SET PROBLEM:
Identify each line containing the word "injury" and copy it.

ENTRIES PROVIDED:
..........

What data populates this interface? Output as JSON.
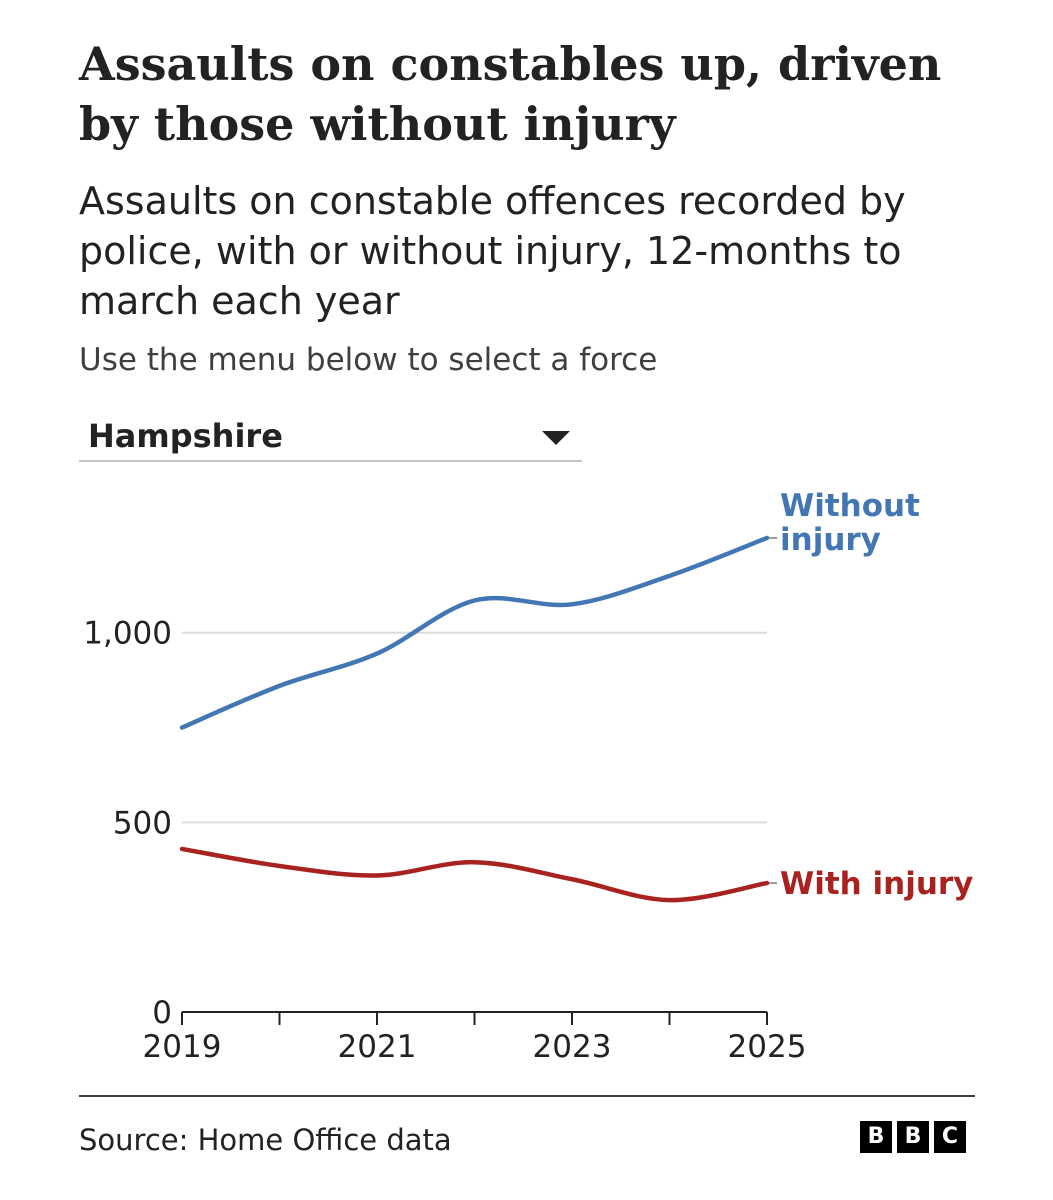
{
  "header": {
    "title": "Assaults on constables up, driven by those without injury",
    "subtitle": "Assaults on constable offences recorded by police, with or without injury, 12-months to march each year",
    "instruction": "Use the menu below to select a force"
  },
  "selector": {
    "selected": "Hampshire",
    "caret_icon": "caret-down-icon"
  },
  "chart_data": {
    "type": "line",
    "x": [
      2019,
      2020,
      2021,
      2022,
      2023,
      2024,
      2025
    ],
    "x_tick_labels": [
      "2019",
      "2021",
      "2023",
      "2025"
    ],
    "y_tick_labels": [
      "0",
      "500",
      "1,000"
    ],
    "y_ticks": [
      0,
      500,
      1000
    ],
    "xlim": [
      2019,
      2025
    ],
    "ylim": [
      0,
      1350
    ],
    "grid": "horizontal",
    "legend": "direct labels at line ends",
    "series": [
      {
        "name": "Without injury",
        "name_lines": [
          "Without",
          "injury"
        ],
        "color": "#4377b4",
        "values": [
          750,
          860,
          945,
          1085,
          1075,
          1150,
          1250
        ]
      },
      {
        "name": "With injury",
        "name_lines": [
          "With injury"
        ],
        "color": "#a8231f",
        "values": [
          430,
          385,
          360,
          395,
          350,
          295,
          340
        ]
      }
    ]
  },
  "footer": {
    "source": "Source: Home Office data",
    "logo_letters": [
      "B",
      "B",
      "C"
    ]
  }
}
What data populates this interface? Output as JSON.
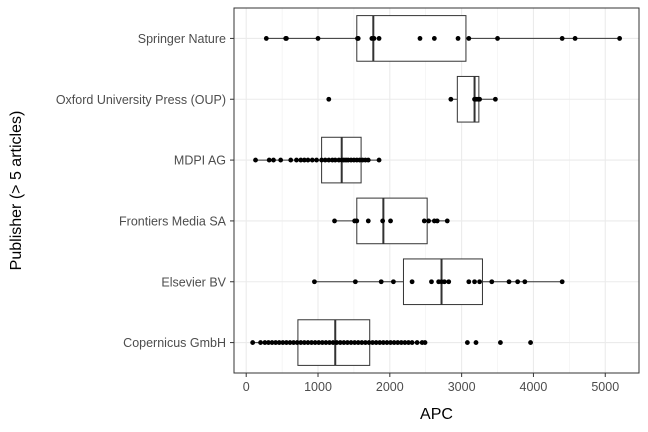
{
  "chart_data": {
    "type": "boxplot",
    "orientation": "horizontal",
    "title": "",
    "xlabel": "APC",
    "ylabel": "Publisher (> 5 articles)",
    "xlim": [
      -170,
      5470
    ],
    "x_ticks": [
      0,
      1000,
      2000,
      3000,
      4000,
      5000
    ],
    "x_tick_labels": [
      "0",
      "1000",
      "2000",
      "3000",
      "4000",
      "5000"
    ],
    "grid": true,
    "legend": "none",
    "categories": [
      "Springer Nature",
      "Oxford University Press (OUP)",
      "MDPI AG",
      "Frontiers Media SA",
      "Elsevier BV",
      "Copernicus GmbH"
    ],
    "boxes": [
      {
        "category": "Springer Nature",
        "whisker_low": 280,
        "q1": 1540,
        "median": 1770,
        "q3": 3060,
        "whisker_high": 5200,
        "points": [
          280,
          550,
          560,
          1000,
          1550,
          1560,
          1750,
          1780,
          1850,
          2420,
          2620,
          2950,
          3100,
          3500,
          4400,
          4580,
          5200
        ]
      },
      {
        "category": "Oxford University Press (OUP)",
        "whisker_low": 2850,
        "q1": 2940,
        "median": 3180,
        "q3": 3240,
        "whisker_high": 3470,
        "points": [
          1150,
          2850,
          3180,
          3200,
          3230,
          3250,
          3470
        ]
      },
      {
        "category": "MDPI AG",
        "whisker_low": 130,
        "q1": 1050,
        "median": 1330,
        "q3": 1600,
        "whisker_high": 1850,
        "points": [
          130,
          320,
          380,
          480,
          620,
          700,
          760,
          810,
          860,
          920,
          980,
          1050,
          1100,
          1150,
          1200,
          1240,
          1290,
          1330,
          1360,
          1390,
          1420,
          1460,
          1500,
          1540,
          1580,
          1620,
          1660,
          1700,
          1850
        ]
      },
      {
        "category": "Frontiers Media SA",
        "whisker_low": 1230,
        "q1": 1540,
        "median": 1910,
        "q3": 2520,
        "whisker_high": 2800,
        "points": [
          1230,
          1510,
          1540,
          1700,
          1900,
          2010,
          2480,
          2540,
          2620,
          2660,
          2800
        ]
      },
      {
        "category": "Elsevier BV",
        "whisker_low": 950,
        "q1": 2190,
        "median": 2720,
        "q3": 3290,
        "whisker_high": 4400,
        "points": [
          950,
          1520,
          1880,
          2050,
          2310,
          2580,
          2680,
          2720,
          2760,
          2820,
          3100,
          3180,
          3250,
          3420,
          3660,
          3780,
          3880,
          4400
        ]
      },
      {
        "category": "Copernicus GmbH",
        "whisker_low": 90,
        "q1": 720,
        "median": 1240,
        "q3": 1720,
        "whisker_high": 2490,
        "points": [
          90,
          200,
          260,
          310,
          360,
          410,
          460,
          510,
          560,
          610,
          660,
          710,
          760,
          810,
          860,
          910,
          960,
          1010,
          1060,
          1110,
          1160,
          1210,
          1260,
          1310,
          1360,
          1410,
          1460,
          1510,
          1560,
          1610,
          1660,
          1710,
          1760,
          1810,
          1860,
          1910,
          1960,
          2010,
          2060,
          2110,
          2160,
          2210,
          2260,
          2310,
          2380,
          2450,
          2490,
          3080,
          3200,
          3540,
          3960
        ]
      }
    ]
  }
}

..........

FINAL ANSWER:
    "title": "Assaults on constables up, driven by those without injury",
    "subtitle": "Assaults on constable offences recorded by police, with or without injury, 12-months to march each year",
        "name": "Without injury",
          "injury"
        "name": "With injury",
          "With injury"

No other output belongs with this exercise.